— BEGIN —
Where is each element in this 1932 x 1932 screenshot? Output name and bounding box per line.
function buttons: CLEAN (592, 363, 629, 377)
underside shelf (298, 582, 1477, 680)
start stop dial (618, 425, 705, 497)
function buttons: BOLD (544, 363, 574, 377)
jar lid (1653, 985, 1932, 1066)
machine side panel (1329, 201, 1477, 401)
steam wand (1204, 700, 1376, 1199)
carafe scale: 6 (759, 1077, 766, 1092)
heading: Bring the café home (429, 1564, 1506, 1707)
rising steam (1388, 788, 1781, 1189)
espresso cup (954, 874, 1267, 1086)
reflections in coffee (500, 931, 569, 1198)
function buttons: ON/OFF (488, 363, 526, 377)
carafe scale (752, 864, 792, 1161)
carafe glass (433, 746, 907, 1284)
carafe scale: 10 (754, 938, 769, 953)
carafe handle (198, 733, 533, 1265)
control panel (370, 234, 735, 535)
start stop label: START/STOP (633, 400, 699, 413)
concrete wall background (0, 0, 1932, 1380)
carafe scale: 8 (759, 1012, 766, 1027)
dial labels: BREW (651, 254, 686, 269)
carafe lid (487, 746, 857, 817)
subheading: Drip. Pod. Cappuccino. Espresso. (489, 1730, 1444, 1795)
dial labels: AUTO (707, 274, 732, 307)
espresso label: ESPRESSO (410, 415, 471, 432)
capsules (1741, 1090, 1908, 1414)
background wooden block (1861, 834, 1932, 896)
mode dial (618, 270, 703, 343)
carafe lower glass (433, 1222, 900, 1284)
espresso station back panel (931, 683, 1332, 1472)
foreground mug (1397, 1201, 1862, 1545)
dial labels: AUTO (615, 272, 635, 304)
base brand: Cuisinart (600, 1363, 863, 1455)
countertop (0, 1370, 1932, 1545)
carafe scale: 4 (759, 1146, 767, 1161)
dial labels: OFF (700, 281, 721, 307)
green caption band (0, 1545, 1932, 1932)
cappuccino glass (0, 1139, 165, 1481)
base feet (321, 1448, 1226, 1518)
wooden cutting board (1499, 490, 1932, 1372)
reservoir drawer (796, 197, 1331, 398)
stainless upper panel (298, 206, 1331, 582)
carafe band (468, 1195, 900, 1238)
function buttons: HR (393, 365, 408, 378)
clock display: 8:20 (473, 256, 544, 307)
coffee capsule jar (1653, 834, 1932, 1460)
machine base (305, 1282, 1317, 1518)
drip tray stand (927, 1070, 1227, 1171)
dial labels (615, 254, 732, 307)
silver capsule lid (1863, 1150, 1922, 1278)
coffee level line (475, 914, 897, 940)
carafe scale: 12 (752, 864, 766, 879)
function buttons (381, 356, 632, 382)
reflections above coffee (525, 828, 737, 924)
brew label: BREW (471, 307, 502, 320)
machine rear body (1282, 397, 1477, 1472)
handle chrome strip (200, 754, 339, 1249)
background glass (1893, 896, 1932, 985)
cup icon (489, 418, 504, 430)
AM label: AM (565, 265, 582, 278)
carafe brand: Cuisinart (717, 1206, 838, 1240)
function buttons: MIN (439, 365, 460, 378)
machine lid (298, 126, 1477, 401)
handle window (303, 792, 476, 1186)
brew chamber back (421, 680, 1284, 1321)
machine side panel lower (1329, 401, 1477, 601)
— END —
- _What is being asked_
Copy the data above word for word, starting at its first line and stopping after the line that contains "cappuccino glass (0, 1139, 165, 1481)".

- _Complete response_
Where is each element in this 1932 x 1932 screenshot? Output name and bounding box per line.
function buttons: CLEAN (592, 363, 629, 377)
underside shelf (298, 582, 1477, 680)
start stop dial (618, 425, 705, 497)
function buttons: BOLD (544, 363, 574, 377)
jar lid (1653, 985, 1932, 1066)
machine side panel (1329, 201, 1477, 401)
steam wand (1204, 700, 1376, 1199)
carafe scale: 6 (759, 1077, 766, 1092)
heading: Bring the café home (429, 1564, 1506, 1707)
rising steam (1388, 788, 1781, 1189)
espresso cup (954, 874, 1267, 1086)
reflections in coffee (500, 931, 569, 1198)
function buttons: ON/OFF (488, 363, 526, 377)
carafe scale (752, 864, 792, 1161)
carafe glass (433, 746, 907, 1284)
carafe scale: 10 (754, 938, 769, 953)
carafe handle (198, 733, 533, 1265)
control panel (370, 234, 735, 535)
start stop label: START/STOP (633, 400, 699, 413)
concrete wall background (0, 0, 1932, 1380)
carafe scale: 8 (759, 1012, 766, 1027)
dial labels: BREW (651, 254, 686, 269)
carafe lid (487, 746, 857, 817)
subheading: Drip. Pod. Cappuccino. Espresso. (489, 1730, 1444, 1795)
dial labels: AUTO (707, 274, 732, 307)
espresso label: ESPRESSO (410, 415, 471, 432)
capsules (1741, 1090, 1908, 1414)
background wooden block (1861, 834, 1932, 896)
mode dial (618, 270, 703, 343)
carafe lower glass (433, 1222, 900, 1284)
espresso station back panel (931, 683, 1332, 1472)
foreground mug (1397, 1201, 1862, 1545)
dial labels: AUTO (615, 272, 635, 304)
base brand: Cuisinart (600, 1363, 863, 1455)
countertop (0, 1370, 1932, 1545)
carafe scale: 4 (759, 1146, 767, 1161)
dial labels: OFF (700, 281, 721, 307)
green caption band (0, 1545, 1932, 1932)
cappuccino glass (0, 1139, 165, 1481)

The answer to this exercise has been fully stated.